### Written problem
Copy every line of the data below without any changes.

### The data
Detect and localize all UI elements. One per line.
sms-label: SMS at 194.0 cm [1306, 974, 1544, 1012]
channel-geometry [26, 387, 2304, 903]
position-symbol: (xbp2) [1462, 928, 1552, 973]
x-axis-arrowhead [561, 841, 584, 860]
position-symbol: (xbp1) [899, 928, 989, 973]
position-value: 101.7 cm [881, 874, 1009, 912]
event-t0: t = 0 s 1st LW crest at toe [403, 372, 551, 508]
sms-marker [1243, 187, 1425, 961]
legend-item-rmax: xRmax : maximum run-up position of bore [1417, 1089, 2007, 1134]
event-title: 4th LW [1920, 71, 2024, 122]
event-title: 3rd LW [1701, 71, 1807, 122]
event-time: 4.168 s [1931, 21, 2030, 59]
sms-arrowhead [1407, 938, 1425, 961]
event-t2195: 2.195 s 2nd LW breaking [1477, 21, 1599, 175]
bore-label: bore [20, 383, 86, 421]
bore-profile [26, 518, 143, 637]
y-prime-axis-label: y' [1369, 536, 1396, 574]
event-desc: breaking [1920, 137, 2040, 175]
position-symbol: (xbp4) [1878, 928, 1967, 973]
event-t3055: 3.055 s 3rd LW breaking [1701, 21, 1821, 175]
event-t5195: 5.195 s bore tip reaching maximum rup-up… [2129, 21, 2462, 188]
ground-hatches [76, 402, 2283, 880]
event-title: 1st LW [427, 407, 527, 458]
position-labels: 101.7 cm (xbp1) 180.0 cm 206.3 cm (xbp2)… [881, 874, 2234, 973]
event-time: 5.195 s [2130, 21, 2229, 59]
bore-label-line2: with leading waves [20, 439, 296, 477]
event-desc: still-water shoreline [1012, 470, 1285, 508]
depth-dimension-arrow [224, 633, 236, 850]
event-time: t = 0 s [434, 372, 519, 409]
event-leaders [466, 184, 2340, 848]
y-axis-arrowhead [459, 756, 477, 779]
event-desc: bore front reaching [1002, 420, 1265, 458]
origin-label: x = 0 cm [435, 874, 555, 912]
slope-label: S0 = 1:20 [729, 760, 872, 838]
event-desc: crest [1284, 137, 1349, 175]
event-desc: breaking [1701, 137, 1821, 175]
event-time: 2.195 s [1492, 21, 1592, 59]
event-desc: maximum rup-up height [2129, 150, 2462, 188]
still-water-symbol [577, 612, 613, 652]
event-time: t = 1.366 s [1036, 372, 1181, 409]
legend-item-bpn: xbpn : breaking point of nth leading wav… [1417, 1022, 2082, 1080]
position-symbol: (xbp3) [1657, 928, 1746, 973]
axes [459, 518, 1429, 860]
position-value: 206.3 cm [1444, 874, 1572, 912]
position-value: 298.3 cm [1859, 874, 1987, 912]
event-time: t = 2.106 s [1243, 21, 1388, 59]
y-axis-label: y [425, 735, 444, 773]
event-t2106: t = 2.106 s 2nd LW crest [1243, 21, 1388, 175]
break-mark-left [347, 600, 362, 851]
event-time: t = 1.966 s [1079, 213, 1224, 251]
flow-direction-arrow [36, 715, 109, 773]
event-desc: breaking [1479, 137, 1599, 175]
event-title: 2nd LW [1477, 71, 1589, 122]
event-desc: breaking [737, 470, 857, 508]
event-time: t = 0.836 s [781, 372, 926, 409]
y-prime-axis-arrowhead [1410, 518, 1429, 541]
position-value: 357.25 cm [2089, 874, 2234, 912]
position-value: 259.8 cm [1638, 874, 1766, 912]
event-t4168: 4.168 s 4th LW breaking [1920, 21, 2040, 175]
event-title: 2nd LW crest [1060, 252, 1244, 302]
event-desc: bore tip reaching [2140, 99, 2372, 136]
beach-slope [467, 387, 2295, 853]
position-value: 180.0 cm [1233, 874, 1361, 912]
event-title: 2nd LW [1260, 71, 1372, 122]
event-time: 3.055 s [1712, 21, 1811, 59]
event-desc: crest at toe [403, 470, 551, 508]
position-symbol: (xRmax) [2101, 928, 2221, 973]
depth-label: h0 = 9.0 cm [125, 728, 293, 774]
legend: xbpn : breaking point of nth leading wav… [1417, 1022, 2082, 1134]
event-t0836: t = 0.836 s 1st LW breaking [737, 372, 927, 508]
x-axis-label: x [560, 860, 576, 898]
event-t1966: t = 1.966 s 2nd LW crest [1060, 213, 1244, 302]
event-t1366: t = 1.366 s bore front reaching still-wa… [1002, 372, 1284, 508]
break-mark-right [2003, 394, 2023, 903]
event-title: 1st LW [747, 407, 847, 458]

### Solution
Detect and localize all UI elements. One per line.
sms-label: SMS at 194.0 cm [1306, 974, 1544, 1012]
channel-geometry [26, 387, 2304, 903]
position-symbol: (xbp2) [1462, 928, 1552, 973]
x-axis-arrowhead [561, 841, 584, 860]
position-symbol: (xbp1) [899, 928, 989, 973]
position-value: 101.7 cm [881, 874, 1009, 912]
event-t0: t = 0 s 1st LW crest at toe [403, 372, 551, 508]
sms-marker [1243, 187, 1425, 961]
legend-item-rmax: xRmax : maximum run-up position of bore [1417, 1089, 2007, 1134]
event-title: 4th LW [1920, 71, 2024, 122]
event-title: 3rd LW [1701, 71, 1807, 122]
event-time: 4.168 s [1931, 21, 2030, 59]
sms-arrowhead [1407, 938, 1425, 961]
event-t2195: 2.195 s 2nd LW breaking [1477, 21, 1599, 175]
bore-label: bore [20, 383, 86, 421]
bore-profile [26, 518, 143, 637]
y-prime-axis-label: y' [1369, 536, 1396, 574]
event-desc: breaking [1920, 137, 2040, 175]
position-symbol: (xbp4) [1878, 928, 1967, 973]
event-t3055: 3.055 s 3rd LW breaking [1701, 21, 1821, 175]
event-t5195: 5.195 s bore tip reaching maximum rup-up… [2129, 21, 2462, 188]
ground-hatches [76, 402, 2283, 880]
event-title: 1st LW [427, 407, 527, 458]
position-labels: 101.7 cm (xbp1) 180.0 cm 206.3 cm (xbp2)… [881, 874, 2234, 973]
event-time: 5.195 s [2130, 21, 2229, 59]
bore-label-line2: with leading waves [20, 439, 296, 477]
event-desc: still-water shoreline [1012, 470, 1285, 508]
depth-dimension-arrow [224, 633, 236, 850]
event-time: t = 0 s [434, 372, 519, 409]
event-leaders [466, 184, 2340, 848]
y-axis-arrowhead [459, 756, 477, 779]
event-desc: bore front reaching [1002, 420, 1265, 458]
origin-label: x = 0 cm [435, 874, 555, 912]
slope-label: S0 = 1:20 [729, 760, 872, 838]
event-desc: crest [1284, 137, 1349, 175]
event-desc: breaking [1701, 137, 1821, 175]
event-time: 2.195 s [1492, 21, 1592, 59]
event-desc: maximum rup-up height [2129, 150, 2462, 188]
still-water-symbol [577, 612, 613, 652]
event-time: t = 1.366 s [1036, 372, 1181, 409]
legend-item-bpn: xbpn : breaking point of nth leading wav… [1417, 1022, 2082, 1080]
position-symbol: (xbp3) [1657, 928, 1746, 973]
axes [459, 518, 1429, 860]
position-value: 206.3 cm [1444, 874, 1572, 912]
position-value: 298.3 cm [1859, 874, 1987, 912]
event-time: t = 2.106 s [1243, 21, 1388, 59]
y-axis-label: y [425, 735, 444, 773]
event-t2106: t = 2.106 s 2nd LW crest [1243, 21, 1388, 175]
break-mark-left [347, 600, 362, 851]
event-time: t = 1.966 s [1079, 213, 1224, 251]
flow-direction-arrow [36, 715, 109, 773]
event-desc: breaking [1479, 137, 1599, 175]
event-title: 2nd LW [1477, 71, 1589, 122]
event-desc: breaking [737, 470, 857, 508]
event-time: t = 0.836 s [781, 372, 926, 409]
y-prime-axis-arrowhead [1410, 518, 1429, 541]
position-value: 357.25 cm [2089, 874, 2234, 912]
position-value: 259.8 cm [1638, 874, 1766, 912]
event-t4168: 4.168 s 4th LW breaking [1920, 21, 2040, 175]
event-title: 2nd LW crest [1060, 252, 1244, 302]
event-desc: bore tip reaching [2140, 99, 2372, 136]
beach-slope [467, 387, 2295, 853]
position-value: 180.0 cm [1233, 874, 1361, 912]
event-title: 2nd LW [1260, 71, 1372, 122]
event-time: 3.055 s [1712, 21, 1811, 59]
event-desc: crest at toe [403, 470, 551, 508]
position-symbol: (xRmax) [2101, 928, 2221, 973]
depth-label: h0 = 9.0 cm [125, 728, 293, 774]
legend: xbpn : breaking point of nth leading wav… [1417, 1022, 2082, 1134]
event-t0836: t = 0.836 s 1st LW breaking [737, 372, 927, 508]
x-axis-label: x [560, 860, 576, 898]
event-t1966: t = 1.966 s 2nd LW crest [1060, 213, 1244, 302]
event-t1366: t = 1.366 s bore front reaching still-wa… [1002, 372, 1284, 508]
break-mark-right [2003, 394, 2023, 903]
event-title: 1st LW [747, 407, 847, 458]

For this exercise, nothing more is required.